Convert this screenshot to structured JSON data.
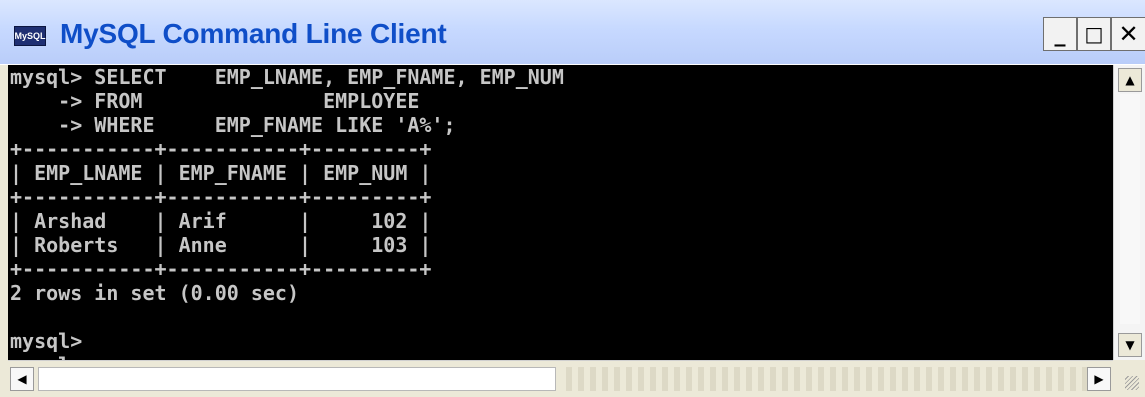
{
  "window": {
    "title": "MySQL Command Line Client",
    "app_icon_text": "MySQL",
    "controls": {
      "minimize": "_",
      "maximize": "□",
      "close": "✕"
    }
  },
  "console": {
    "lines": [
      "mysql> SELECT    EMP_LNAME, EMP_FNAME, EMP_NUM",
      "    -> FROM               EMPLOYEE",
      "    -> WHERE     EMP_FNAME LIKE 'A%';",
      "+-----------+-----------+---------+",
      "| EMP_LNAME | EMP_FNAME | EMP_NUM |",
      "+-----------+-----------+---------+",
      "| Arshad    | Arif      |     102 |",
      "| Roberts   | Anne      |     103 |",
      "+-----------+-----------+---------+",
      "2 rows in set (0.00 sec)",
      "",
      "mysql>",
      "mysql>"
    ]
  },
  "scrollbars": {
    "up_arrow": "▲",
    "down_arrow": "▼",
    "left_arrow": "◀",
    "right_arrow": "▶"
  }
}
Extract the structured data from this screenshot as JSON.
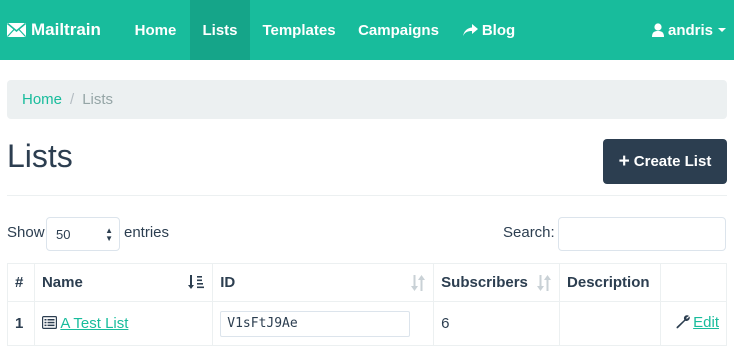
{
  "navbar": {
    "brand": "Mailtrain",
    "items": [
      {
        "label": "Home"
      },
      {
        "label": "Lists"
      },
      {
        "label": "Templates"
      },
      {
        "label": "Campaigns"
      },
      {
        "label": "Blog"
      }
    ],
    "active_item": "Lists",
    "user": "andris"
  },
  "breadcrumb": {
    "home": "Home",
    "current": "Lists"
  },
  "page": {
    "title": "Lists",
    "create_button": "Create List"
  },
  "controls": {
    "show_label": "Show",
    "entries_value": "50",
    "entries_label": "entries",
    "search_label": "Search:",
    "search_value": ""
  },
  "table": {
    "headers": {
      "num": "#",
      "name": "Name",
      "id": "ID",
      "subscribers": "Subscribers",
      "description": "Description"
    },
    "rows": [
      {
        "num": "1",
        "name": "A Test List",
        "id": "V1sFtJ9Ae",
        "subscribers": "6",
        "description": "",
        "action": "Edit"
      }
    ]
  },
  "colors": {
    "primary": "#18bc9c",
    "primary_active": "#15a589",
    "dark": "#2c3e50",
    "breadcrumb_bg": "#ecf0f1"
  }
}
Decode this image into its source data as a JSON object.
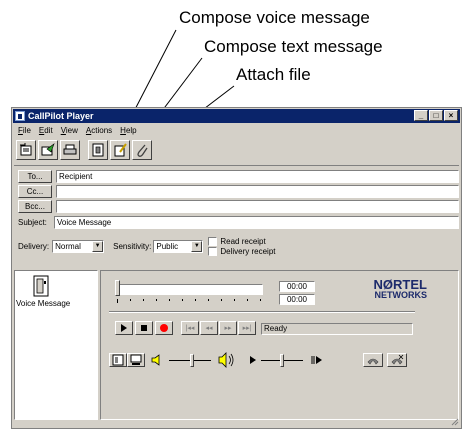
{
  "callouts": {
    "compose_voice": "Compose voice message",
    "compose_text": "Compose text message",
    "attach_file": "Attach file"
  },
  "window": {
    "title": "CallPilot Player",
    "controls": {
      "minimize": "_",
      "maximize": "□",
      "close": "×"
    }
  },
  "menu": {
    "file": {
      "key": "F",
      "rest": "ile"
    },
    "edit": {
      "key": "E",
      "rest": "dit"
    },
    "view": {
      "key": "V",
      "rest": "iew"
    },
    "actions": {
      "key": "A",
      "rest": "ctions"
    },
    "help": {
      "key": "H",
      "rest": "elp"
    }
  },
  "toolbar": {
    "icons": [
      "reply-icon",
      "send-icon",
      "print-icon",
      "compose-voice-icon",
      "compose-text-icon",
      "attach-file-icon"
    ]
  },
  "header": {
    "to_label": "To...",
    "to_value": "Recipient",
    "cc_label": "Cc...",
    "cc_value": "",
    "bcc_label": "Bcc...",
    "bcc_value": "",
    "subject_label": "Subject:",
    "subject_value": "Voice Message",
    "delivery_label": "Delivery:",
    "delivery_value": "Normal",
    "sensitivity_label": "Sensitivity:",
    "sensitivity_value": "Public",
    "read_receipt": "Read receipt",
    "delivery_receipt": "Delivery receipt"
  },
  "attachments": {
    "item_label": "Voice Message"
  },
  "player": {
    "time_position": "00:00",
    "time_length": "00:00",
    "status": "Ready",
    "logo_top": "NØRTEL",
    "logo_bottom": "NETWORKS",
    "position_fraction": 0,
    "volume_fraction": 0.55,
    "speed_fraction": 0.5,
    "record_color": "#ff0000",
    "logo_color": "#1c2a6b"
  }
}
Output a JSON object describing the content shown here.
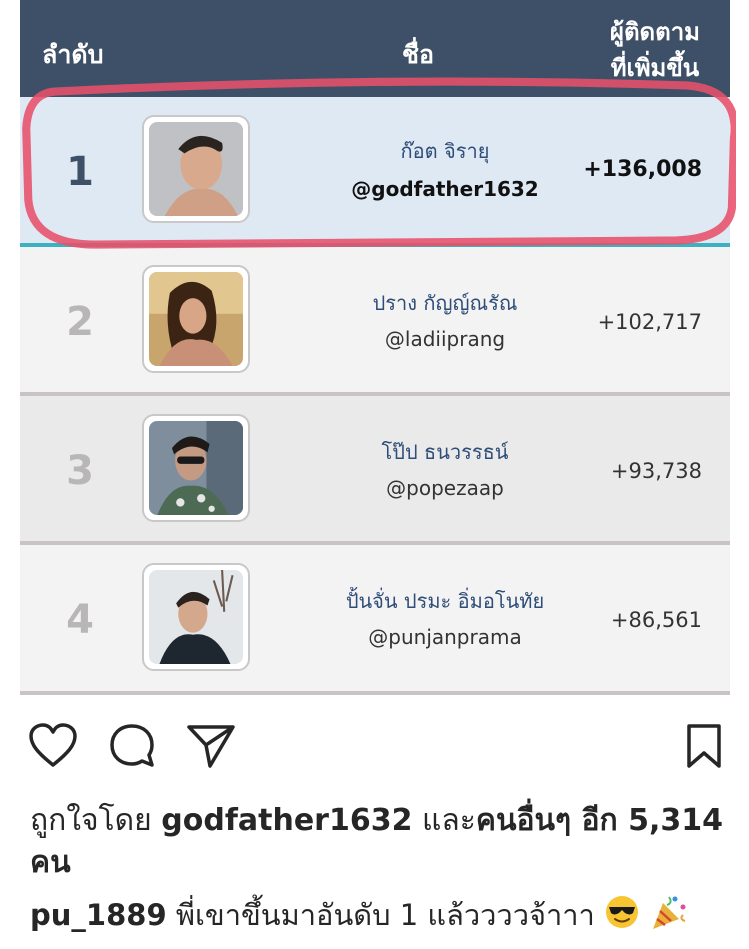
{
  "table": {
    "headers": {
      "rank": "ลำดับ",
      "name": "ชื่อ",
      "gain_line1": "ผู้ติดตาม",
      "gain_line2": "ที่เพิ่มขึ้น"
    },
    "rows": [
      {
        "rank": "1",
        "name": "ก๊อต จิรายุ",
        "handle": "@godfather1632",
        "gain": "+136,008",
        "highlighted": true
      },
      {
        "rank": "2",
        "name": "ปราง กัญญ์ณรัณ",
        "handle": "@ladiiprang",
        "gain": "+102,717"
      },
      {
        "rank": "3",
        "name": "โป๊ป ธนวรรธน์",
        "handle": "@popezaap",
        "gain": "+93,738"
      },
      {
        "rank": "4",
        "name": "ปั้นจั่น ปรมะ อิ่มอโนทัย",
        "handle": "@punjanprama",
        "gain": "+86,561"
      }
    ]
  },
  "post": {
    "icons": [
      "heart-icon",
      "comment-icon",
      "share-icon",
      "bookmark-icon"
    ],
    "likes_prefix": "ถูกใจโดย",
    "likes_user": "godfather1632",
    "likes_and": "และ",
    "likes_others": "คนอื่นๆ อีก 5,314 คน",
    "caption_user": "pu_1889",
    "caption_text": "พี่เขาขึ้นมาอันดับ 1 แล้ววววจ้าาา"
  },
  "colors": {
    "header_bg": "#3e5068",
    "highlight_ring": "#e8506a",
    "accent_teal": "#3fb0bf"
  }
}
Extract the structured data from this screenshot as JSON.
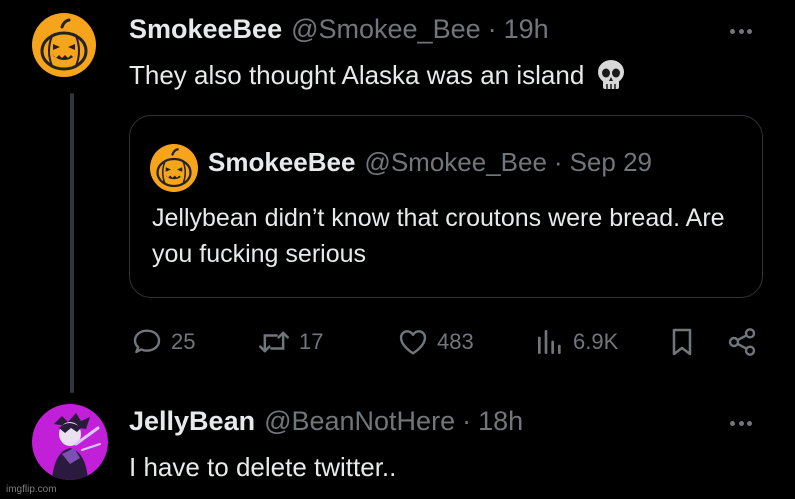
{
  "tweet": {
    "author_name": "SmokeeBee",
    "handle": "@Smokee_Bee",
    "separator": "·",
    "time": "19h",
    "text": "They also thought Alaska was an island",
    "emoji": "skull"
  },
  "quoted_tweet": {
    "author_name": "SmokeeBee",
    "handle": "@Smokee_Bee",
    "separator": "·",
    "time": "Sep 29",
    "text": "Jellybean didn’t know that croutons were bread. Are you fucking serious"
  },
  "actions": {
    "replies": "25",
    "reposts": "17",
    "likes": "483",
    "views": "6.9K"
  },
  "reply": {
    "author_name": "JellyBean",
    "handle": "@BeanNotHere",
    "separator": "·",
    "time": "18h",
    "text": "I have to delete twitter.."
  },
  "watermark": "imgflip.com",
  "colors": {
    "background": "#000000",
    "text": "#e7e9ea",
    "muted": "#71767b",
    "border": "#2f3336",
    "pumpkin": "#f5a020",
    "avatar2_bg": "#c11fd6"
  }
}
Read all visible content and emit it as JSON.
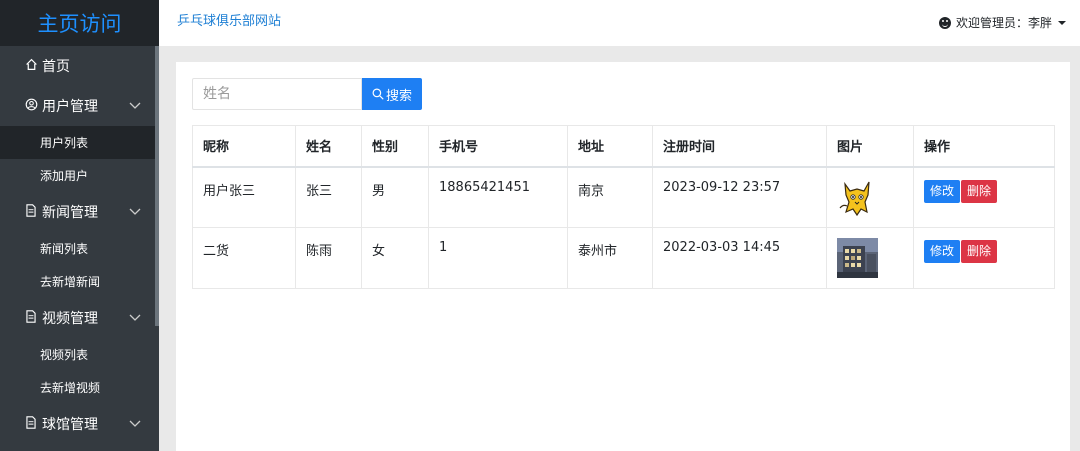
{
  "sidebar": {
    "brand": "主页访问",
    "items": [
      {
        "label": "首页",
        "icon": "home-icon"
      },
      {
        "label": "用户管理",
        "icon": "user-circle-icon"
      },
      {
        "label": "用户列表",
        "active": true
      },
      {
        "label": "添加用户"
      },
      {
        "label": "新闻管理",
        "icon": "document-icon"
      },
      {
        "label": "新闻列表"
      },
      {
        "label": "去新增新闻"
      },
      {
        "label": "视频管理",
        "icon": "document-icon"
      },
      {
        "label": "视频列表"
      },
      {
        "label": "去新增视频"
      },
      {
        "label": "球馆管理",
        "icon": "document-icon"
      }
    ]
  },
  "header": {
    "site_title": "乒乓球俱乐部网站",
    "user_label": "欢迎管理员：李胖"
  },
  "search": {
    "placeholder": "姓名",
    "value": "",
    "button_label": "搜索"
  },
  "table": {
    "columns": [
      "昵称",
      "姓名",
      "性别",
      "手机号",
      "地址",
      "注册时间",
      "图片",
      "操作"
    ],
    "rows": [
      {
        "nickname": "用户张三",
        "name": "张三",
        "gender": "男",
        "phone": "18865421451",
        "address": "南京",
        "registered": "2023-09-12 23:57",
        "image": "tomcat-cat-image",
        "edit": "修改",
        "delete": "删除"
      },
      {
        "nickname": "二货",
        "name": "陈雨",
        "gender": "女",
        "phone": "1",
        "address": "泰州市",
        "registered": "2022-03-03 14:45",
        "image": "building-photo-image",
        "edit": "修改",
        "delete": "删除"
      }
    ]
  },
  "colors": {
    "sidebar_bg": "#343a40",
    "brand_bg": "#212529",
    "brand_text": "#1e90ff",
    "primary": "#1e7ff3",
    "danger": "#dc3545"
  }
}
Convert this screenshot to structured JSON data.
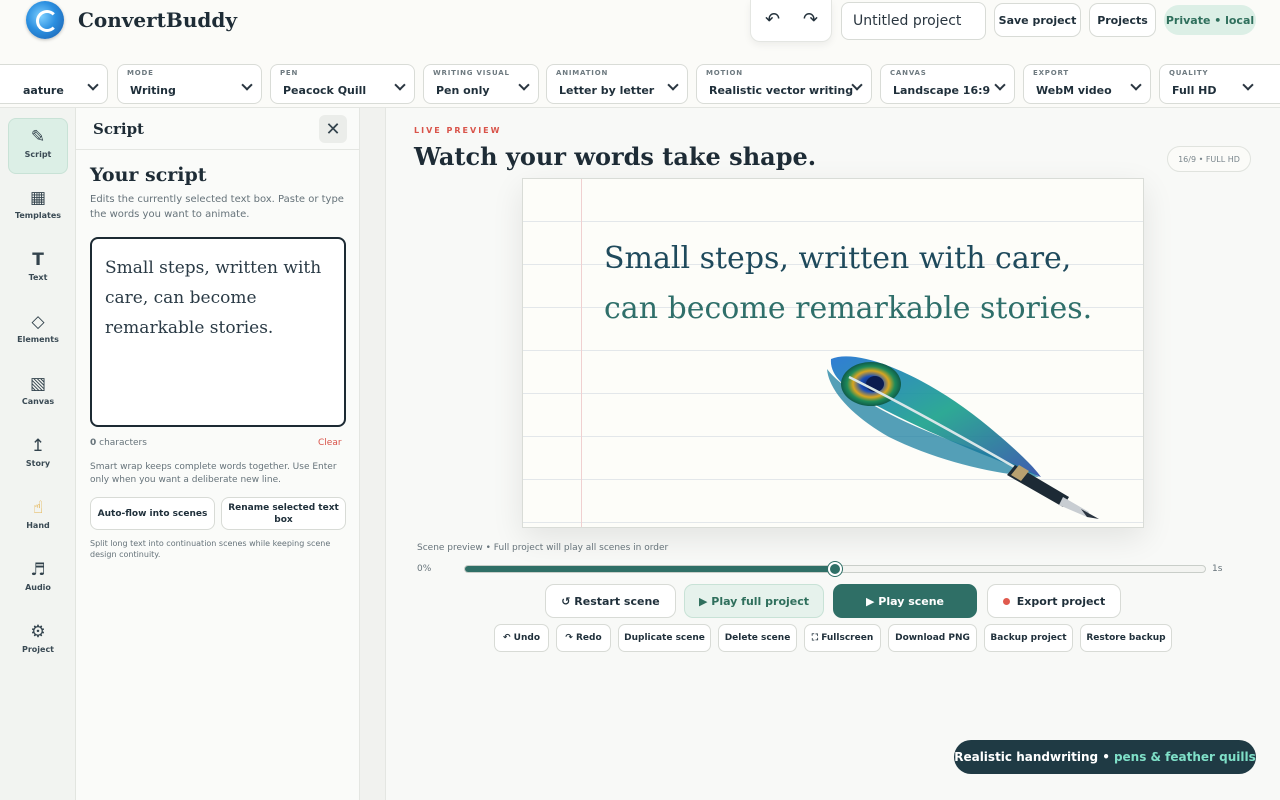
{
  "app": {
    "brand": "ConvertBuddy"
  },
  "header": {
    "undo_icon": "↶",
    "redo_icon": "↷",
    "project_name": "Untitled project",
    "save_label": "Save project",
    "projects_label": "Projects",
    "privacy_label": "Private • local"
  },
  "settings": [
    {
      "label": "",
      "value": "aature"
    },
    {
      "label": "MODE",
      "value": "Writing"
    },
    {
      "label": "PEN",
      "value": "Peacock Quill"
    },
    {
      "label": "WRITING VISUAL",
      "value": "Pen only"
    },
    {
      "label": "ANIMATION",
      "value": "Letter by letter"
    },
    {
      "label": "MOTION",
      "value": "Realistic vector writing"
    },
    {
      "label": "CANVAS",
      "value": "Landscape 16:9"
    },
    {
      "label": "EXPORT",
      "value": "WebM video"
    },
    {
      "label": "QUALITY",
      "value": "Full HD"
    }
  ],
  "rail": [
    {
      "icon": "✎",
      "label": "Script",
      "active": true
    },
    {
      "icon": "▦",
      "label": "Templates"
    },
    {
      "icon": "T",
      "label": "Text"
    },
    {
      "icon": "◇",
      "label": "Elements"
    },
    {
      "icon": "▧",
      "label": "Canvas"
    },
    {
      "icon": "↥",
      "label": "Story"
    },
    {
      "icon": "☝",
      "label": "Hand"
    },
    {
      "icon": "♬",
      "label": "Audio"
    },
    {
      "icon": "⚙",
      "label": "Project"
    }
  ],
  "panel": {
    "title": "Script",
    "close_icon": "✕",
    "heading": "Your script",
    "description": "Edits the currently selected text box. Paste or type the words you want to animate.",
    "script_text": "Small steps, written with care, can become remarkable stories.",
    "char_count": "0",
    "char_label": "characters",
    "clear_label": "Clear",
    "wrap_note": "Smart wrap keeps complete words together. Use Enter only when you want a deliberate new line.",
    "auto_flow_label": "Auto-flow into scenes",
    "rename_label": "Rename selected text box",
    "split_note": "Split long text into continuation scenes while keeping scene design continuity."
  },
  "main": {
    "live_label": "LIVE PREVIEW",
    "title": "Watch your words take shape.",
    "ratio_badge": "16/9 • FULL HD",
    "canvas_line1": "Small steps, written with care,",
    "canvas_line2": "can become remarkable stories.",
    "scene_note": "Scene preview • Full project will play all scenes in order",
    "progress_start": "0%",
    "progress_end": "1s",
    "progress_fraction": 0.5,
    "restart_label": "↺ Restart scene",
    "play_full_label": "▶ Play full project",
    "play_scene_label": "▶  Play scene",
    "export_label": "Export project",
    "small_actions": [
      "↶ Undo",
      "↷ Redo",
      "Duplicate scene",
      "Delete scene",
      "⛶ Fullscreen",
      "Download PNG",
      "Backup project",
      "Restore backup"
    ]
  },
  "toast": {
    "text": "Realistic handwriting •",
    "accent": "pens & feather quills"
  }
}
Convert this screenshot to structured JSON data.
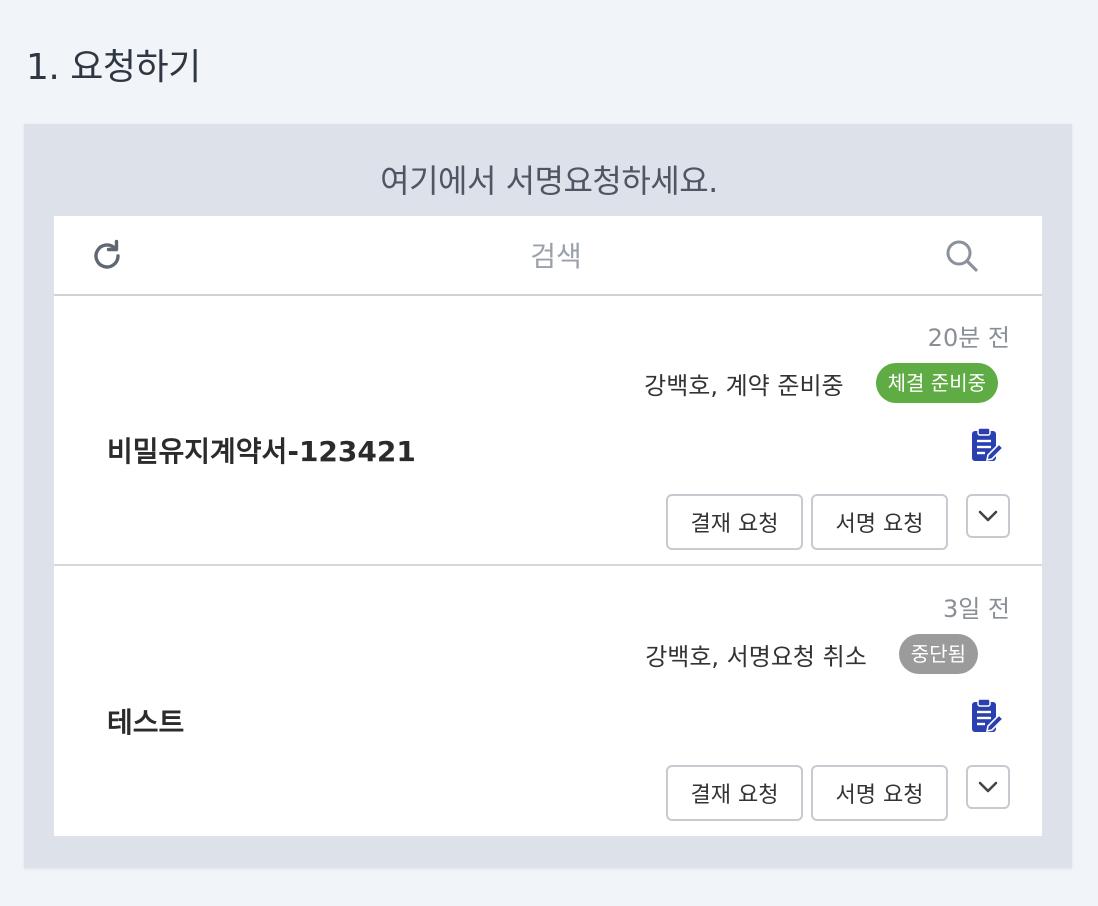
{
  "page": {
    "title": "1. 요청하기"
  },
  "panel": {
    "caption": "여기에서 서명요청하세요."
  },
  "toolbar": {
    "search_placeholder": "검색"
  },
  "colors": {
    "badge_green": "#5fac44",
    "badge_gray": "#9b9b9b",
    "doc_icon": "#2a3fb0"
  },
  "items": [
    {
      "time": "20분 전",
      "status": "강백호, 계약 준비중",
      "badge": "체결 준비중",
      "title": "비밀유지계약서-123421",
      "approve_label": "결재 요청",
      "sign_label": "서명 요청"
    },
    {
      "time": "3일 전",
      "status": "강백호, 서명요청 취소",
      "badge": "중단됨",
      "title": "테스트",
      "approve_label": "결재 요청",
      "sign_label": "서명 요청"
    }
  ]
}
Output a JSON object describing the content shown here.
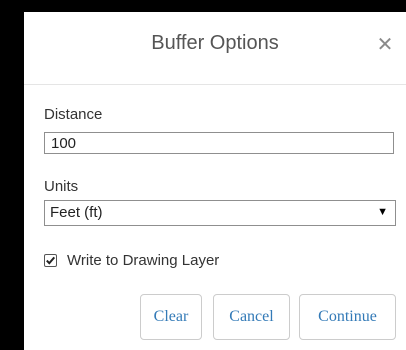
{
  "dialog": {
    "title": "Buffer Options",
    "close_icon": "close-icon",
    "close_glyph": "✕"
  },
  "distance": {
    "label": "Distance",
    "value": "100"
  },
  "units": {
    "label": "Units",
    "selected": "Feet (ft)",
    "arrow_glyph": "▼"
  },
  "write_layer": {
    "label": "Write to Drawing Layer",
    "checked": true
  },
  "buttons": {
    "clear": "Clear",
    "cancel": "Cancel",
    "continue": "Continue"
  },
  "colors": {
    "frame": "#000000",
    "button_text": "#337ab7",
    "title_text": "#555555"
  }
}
________
▶ **Direction**:
Scan the material above. Return every line containing the string "stories".

▶ **Solved exercise**:
    "script_text": "Small steps, written with care, can become remarkable stories.",
    "canvas_line2": "can become remarkable stories.",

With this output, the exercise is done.